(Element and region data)
____

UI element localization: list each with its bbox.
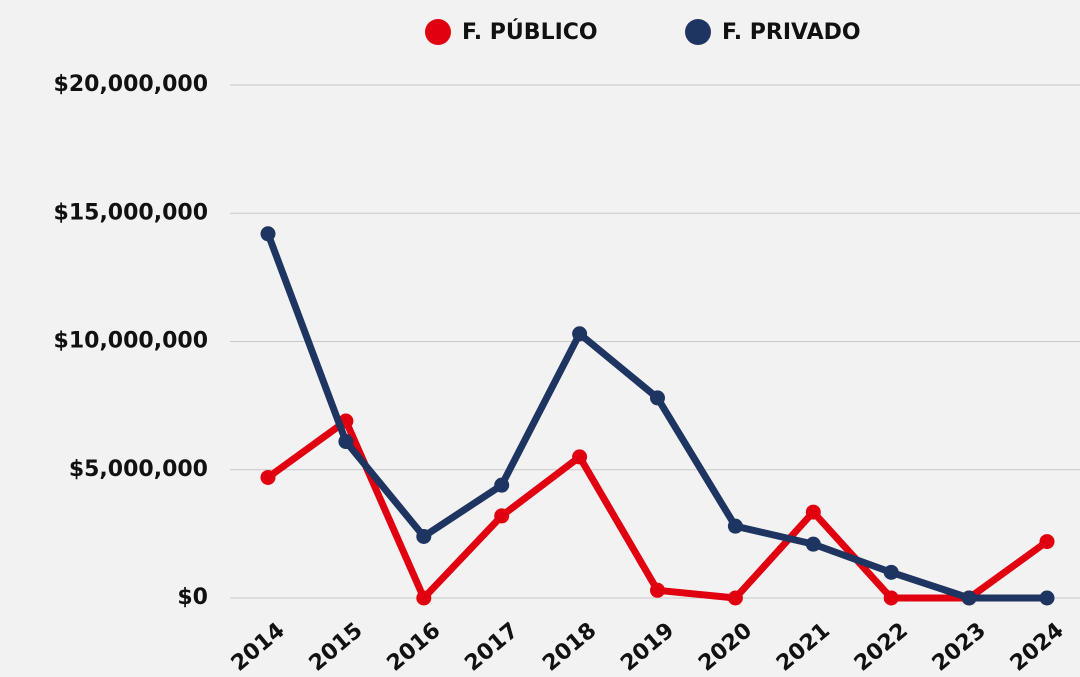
data-point	[727, 590, 743, 606]
y-tick-label: $5,000,000	[69, 457, 208, 482]
data-point	[260, 469, 276, 485]
data-point	[572, 449, 588, 465]
x-tick-label: 2019	[616, 618, 679, 677]
data-point	[416, 528, 432, 544]
x-tick-label: 2014	[227, 618, 290, 677]
data-point	[805, 536, 821, 552]
data-point	[805, 504, 821, 520]
data-point	[883, 564, 899, 580]
data-point	[260, 226, 276, 242]
legend-label: F. PÚBLICO	[462, 19, 598, 45]
x-tick-label: 2016	[383, 618, 446, 677]
y-tick-label: $15,000,000	[54, 200, 208, 225]
x-tick-label: 2015	[305, 618, 368, 677]
legend-label: F. PRIVADO	[722, 20, 861, 45]
series-line	[265, 417, 1050, 602]
data-point	[727, 518, 743, 534]
y-tick-label: $10,000,000	[54, 329, 208, 354]
data-point	[338, 434, 354, 450]
data-point	[1039, 590, 1055, 606]
x-tick-label: 2022	[850, 618, 913, 677]
x-tick-label: 2018	[538, 618, 601, 677]
data-point	[416, 590, 432, 606]
data-point	[494, 508, 510, 524]
x-tick-label: 2024	[1006, 618, 1069, 677]
x-tick-label: 2023	[928, 618, 991, 677]
data-point	[961, 590, 977, 606]
x-tick-label: 2020	[694, 618, 757, 677]
data-point	[650, 390, 665, 406]
legend-swatch	[425, 19, 451, 45]
y-tick-label: $20,000,000	[54, 72, 208, 97]
data-point	[1039, 534, 1055, 550]
data-point	[883, 590, 899, 606]
legend-swatch	[685, 19, 711, 45]
x-tick-label: 2021	[772, 618, 835, 677]
data-point	[650, 582, 665, 598]
series-line	[264, 232, 1047, 602]
data-point	[494, 477, 510, 493]
x-tick-label: 2017	[460, 618, 523, 677]
data-point	[572, 326, 588, 342]
y-tick-label: $0	[177, 585, 208, 610]
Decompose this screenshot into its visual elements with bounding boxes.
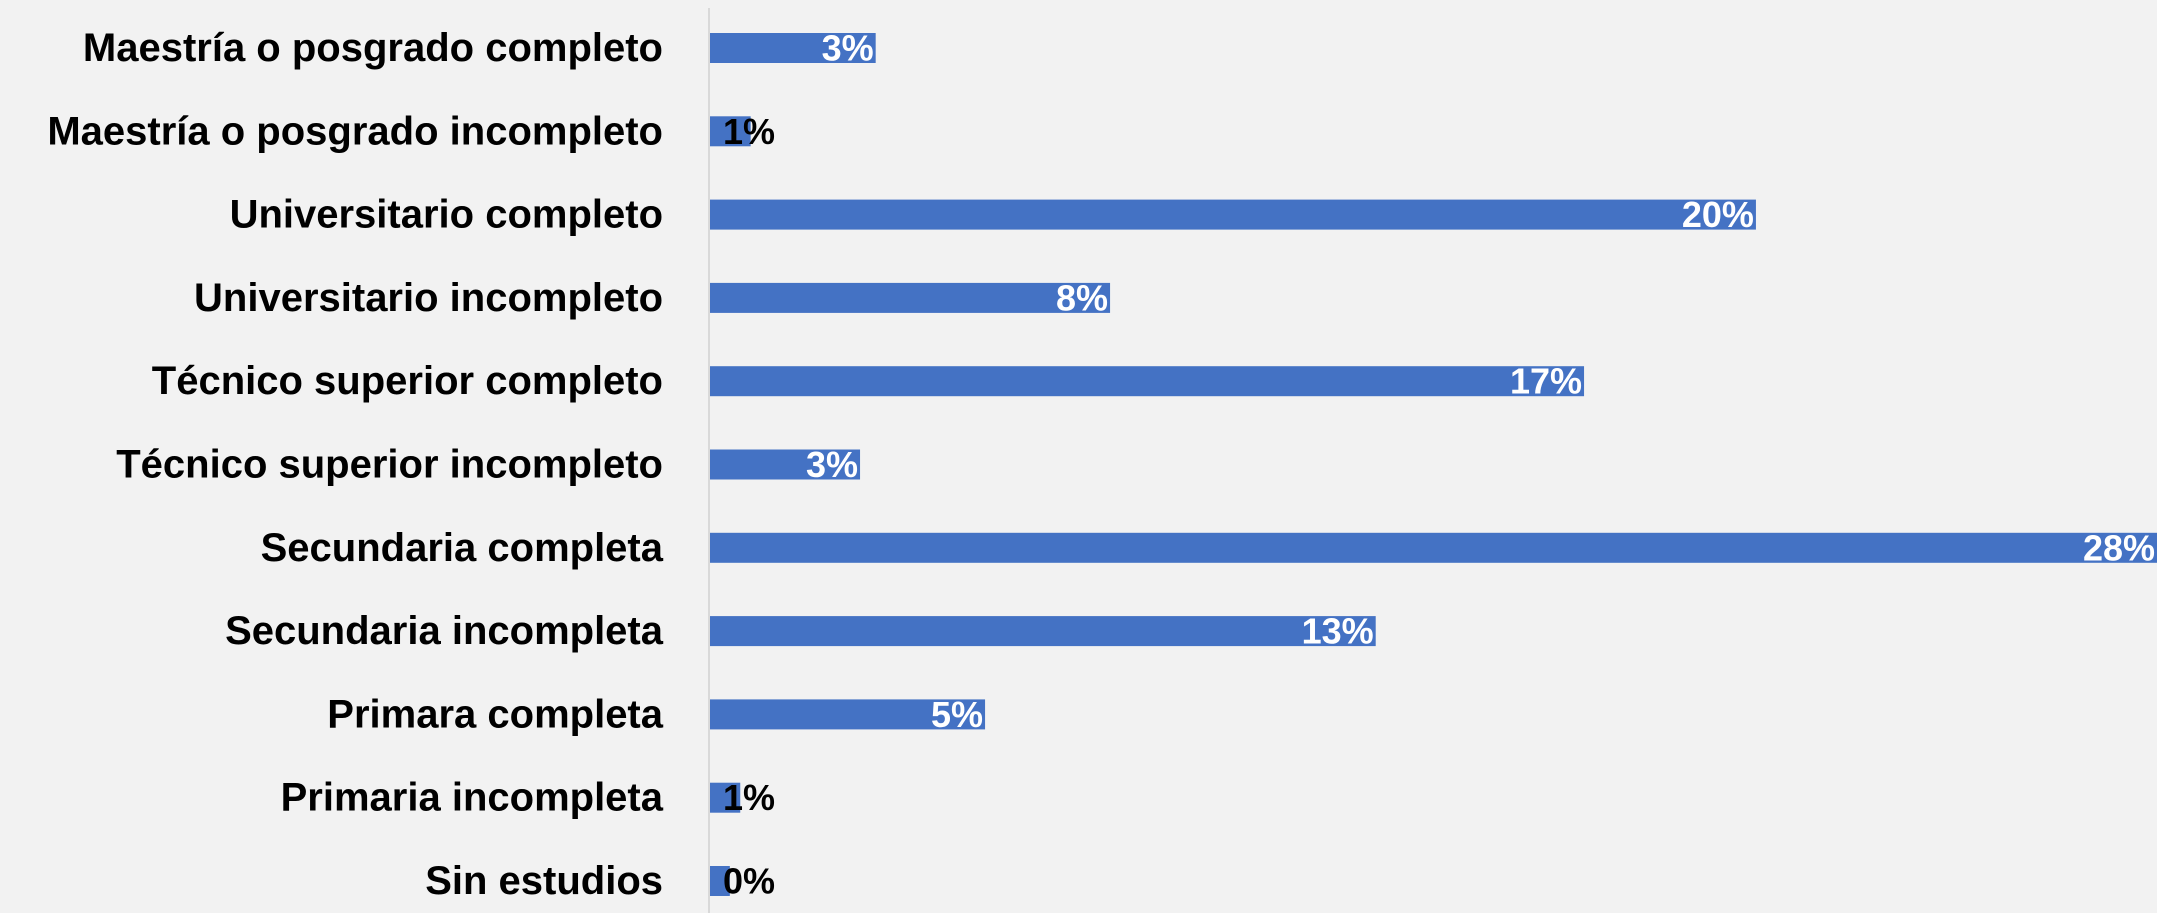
data-label: 13% (1302, 611, 1374, 652)
category-label: Primaria incompleta (281, 776, 664, 820)
category-label: Universitario incompleto (194, 276, 663, 320)
data-labels: 3% 1% 20% 8% 17% 3% 28% 13% 5% 1% 0% (723, 28, 2155, 902)
category-label: Sin estudios (425, 859, 663, 903)
data-label: 20% (1682, 194, 1754, 235)
data-label: 8% (1056, 277, 1108, 318)
data-label: 1% (723, 777, 775, 818)
category-label: Técnico superior completo (152, 359, 663, 403)
category-label: Secundaria incompleta (225, 609, 664, 653)
category-labels: Maestría o posgrado completo Maestría o p… (47, 26, 663, 903)
bar (709, 699, 986, 730)
data-label: 17% (1510, 361, 1582, 402)
bar (709, 449, 861, 480)
data-label: 28% (2083, 527, 2155, 568)
bar (709, 782, 741, 813)
bar (709, 866, 730, 896)
bar (709, 366, 1585, 397)
category-label: Primara completa (327, 692, 663, 736)
bar (709, 616, 1376, 647)
bar (709, 199, 1756, 230)
bar (709, 532, 2157, 563)
data-label: 0% (723, 861, 775, 902)
category-label: Secundaria completa (261, 526, 664, 570)
category-label: Maestría o posgrado incompleto (47, 109, 663, 153)
category-label: Maestría o posgrado completo (83, 26, 663, 70)
bars (709, 33, 2157, 896)
data-label: 3% (806, 444, 858, 485)
category-label: Universitario completo (230, 193, 663, 237)
bar (709, 33, 876, 63)
data-label: 1% (723, 111, 775, 152)
bar (709, 282, 1111, 313)
bar (709, 116, 751, 147)
data-label: 3% (822, 28, 874, 69)
category-label: Técnico superior incompleto (116, 443, 663, 487)
data-label: 5% (931, 694, 983, 735)
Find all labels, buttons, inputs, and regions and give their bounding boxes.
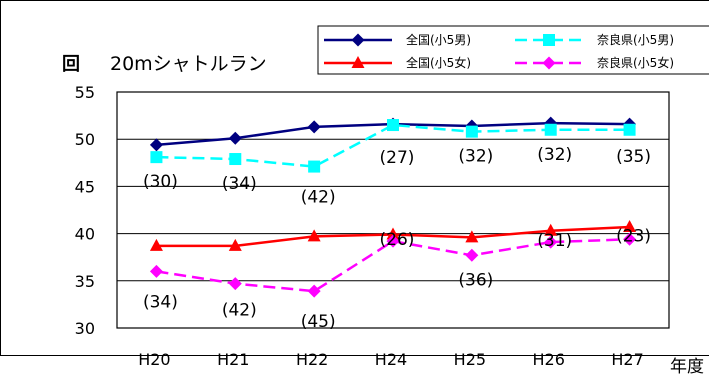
plot-area [116, 91, 670, 329]
legend-item-nara-girls: 奈良県(小5女) [515, 55, 674, 70]
series-national-girls [149, 219, 637, 251]
x-tick-label: H24 [375, 350, 407, 369]
annotation-label-girls: (42) [222, 301, 257, 321]
data-point-nara-boys [465, 125, 478, 138]
annotation-label-girls: (31) [537, 231, 572, 251]
chart-title: 20mシャトルラン [110, 53, 267, 75]
data-point-nara-girls [307, 284, 321, 298]
annotation-label-boys: (30) [143, 172, 178, 192]
series-group [149, 116, 637, 298]
annotation-label-boys: (32) [458, 147, 493, 167]
x-tick-label: H20 [138, 350, 170, 369]
data-point-national-girls [544, 223, 558, 236]
x-tick-label: H25 [454, 350, 486, 369]
data-point-nara-girls [386, 234, 400, 248]
data-point-national-girls [149, 238, 163, 251]
y-tick-label: 35 [75, 272, 95, 291]
data-point-national-girls [465, 230, 479, 243]
annotation-label-boys: (42) [301, 188, 336, 208]
y-tick-label: 50 [75, 130, 95, 149]
data-point-nara-boys [623, 123, 636, 136]
legend-item-national-girls: 全国(小5女) [324, 55, 471, 70]
series-nara-girls [149, 232, 637, 298]
legend-label: 全国(小5女) [406, 55, 471, 70]
data-point-national-boys [228, 131, 242, 145]
y-tick-label: 40 [75, 225, 95, 244]
x-tick-label: H26 [533, 350, 565, 369]
annotation-label-girls: (34) [143, 292, 178, 312]
data-point-national-girls [307, 229, 321, 242]
data-point-nara-boys [150, 151, 163, 164]
x-tick-label: H22 [296, 350, 328, 369]
legend-box [317, 25, 709, 75]
annotation-label-boys: (34) [222, 174, 257, 194]
annotation-label-girls: (23) [616, 226, 651, 246]
legend-item-national-boys: 全国(小5男) [324, 32, 471, 47]
data-point-national-girls [623, 219, 637, 232]
legend: 全国(小5男) 奈良県(小5男) 全国(小5女) 奈良県(小5女) [324, 32, 674, 70]
legend-marker [351, 56, 365, 68]
data-point-nara-boys [229, 153, 242, 166]
legend-label: 奈良県(小5女) [597, 55, 674, 70]
series-nara-boys [150, 119, 636, 173]
data-point-nara-girls [149, 264, 163, 278]
data-point-nara-boys [544, 123, 557, 136]
data-point-national-boys [307, 120, 321, 134]
annotations: (30) (34) (42) (27) (32) (32) (35) (34) (42) (45)… [143, 145, 651, 332]
legend-marker [542, 56, 556, 70]
gridlines [117, 138, 669, 282]
y-tick-label: 45 [75, 177, 95, 196]
data-point-nara-girls [228, 277, 242, 291]
annotation-label-boys: (35) [616, 147, 651, 167]
data-point-nara-girls [544, 235, 558, 249]
data-point-nara-girls [623, 232, 637, 246]
y-axis-ticks: 55 50 45 40 35 30 [75, 83, 95, 338]
x-tick-label: H27 [611, 350, 643, 369]
x-tick-label: H21 [217, 350, 249, 369]
data-point-national-boys [149, 138, 163, 152]
legend-marker [351, 33, 365, 47]
annotation-label-girls: (36) [458, 270, 493, 290]
legend-label: 奈良県(小5男) [597, 32, 674, 47]
y-axis-label: 回 [62, 54, 80, 75]
data-point-nara-boys [308, 160, 321, 173]
annotation-label-girls: (26) [380, 230, 415, 250]
annotation-label-boys: (32) [537, 145, 572, 165]
data-point-national-girls [228, 238, 242, 251]
legend-marker [543, 34, 555, 46]
annotation-label-boys: (27) [380, 148, 415, 168]
data-point-nara-girls [465, 248, 479, 262]
y-tick-label: 30 [75, 319, 95, 338]
data-point-national-girls [386, 227, 400, 240]
x-axis-ticks: H20 H21 H22 H24 H25 H26 H27 [138, 350, 644, 369]
legend-label: 全国(小5男) [406, 32, 471, 47]
y-tick-label: 55 [75, 83, 95, 102]
annotation-label-girls: (45) [301, 312, 336, 332]
legend-item-nara-boys: 奈良県(小5男) [515, 32, 674, 47]
x-axis-label: 年度 [670, 357, 704, 377]
data-point-nara-boys [387, 119, 399, 132]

____

* **Required work**:
Please return each line of the records that contains the string "Secundaria", treating uppercase and lowercase as different.

* **Result**:
category-label: Secundaria incompleta (225, 609, 664, 653)
category-label: Secundaria completa (261, 526, 664, 570)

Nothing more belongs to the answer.